■ **Parts of the exercise**
**a)** According to the abstract on supraglottic laryngeal cancer, from how many carcinomas were matched tumor and normal tissue samples compared?
**b)** Render this sentence from the abstract on supraglottic laryngeal cancer in Spanish: "Tumor samples were microdissected free of contaminating normal tissue to maximize the detection of allelic loss."

■ **Quoted passage**
-*-*-

Scholnick S B, Sun P C, Shaw M E, Haughey B H, el-Mofty S K
Department of Otolaryngology-Head and Neck Surgery, Washington University School of Medicine, St. Louis, Missouri 63110.
Cancer. 1994 May 15;73(10):2472-80. doi: 10.1002/1097-0142(19940515)73:10<2472::aid-cncr2820731005>3.0.co;2-b.
The inactivation of some tumor suppressor genes classically manifests itself through the loss of heterozygosity at nearby genetic mapping markers. Inactivation of these genes appears to have diagnostic/prognostic significance in some types of tumors. Molecular genetic tools based on suppressor inactivation might, therefore, have great utility in treatment planning.
The polymerase chain reaction and highly informative microsatellite markers were used to compare DNA derived from matched sets of tumor and normal tissue samples from 37 supraglottic laryngeal squamous cell carcinomas. Tumor samples were microdissected free of contaminating normal tissue to maximize the detection of allelic loss. Polymerase chain reaction products were fractionated by denaturing gel electrophoresis and were visualized by autoradiography.

-*-*-

■ **Records provided**
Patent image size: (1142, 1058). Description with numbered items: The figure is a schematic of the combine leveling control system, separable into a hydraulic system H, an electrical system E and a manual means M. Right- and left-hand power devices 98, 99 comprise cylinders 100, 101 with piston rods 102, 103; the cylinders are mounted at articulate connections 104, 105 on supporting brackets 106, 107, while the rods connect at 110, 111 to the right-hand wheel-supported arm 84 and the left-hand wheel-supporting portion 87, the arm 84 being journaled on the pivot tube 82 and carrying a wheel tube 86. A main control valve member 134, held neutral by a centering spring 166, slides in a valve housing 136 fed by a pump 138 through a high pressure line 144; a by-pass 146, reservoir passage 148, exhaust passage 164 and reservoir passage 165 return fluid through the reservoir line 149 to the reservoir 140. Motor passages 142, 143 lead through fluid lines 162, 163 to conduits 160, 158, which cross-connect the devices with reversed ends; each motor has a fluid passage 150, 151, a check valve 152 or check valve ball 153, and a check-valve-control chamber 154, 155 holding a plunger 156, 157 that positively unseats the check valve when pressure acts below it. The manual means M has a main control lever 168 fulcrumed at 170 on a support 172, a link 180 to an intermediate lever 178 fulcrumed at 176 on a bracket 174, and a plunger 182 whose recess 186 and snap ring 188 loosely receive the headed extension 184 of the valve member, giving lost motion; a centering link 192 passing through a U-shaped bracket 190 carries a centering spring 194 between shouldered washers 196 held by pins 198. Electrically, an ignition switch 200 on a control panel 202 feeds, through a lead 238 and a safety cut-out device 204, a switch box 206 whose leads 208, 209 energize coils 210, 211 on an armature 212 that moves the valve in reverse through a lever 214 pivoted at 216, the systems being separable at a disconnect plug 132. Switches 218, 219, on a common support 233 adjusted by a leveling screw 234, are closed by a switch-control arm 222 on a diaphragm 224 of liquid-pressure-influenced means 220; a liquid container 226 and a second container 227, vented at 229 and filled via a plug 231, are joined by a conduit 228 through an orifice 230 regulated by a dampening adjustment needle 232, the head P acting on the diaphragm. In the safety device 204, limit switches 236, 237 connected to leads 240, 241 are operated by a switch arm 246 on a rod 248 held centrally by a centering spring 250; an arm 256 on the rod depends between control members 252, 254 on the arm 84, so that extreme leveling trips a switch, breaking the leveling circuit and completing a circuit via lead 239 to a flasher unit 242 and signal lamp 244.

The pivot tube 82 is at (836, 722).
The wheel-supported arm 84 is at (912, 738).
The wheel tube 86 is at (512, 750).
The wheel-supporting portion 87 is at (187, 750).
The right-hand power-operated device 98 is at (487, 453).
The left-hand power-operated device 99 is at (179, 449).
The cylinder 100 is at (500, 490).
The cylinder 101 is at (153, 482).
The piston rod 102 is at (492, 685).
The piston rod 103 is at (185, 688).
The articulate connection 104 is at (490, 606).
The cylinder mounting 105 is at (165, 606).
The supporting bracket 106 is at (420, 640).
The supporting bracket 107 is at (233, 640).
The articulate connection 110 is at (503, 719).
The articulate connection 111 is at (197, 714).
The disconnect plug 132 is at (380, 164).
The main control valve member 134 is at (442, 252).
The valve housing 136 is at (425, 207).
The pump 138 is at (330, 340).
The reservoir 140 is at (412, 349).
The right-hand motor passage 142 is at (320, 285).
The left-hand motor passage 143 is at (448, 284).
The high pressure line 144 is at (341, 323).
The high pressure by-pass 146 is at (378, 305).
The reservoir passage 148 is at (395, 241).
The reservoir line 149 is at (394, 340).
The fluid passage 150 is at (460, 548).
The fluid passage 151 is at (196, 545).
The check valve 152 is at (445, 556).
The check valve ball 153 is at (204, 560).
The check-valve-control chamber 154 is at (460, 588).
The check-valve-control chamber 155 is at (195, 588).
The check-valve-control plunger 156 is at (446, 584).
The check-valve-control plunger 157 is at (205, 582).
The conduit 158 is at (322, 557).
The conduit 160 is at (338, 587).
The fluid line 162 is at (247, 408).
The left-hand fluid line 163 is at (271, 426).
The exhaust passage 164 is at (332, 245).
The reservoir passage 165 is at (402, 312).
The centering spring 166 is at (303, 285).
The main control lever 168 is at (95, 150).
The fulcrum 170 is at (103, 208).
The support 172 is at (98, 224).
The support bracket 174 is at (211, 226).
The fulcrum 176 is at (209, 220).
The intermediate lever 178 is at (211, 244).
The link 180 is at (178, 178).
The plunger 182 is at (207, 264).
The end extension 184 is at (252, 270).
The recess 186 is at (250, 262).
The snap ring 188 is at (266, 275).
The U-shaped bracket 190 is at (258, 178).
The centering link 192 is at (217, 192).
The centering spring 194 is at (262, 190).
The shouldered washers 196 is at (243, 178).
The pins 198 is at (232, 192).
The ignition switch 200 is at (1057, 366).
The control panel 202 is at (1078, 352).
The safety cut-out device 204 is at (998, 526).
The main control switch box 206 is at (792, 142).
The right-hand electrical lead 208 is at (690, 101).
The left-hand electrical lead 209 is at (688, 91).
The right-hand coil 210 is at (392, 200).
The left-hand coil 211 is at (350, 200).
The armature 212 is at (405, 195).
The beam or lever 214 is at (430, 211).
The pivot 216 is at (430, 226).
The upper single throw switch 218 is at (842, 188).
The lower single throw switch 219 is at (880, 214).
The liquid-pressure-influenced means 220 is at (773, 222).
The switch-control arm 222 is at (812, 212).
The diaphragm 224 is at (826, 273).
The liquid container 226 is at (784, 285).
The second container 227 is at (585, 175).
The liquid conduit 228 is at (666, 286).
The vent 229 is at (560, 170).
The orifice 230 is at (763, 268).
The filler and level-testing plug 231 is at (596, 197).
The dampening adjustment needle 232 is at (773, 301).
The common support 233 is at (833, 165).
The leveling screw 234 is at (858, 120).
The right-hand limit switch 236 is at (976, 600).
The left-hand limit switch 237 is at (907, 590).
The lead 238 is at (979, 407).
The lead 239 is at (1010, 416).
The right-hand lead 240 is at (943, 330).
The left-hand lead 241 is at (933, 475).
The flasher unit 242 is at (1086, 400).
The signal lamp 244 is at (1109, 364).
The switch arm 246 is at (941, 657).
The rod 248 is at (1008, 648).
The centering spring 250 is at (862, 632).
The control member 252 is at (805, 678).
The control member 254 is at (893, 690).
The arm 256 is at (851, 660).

-*-*-

■ **Results for the exercise**
**a)** 37 supraglottic laryngeal squamous cell carcinomas.

**b)** Las muestras tumorales se microdisecaron para liberarlas del tejido normal contaminante, a fin de maximizar la detección de la pérdida alélica.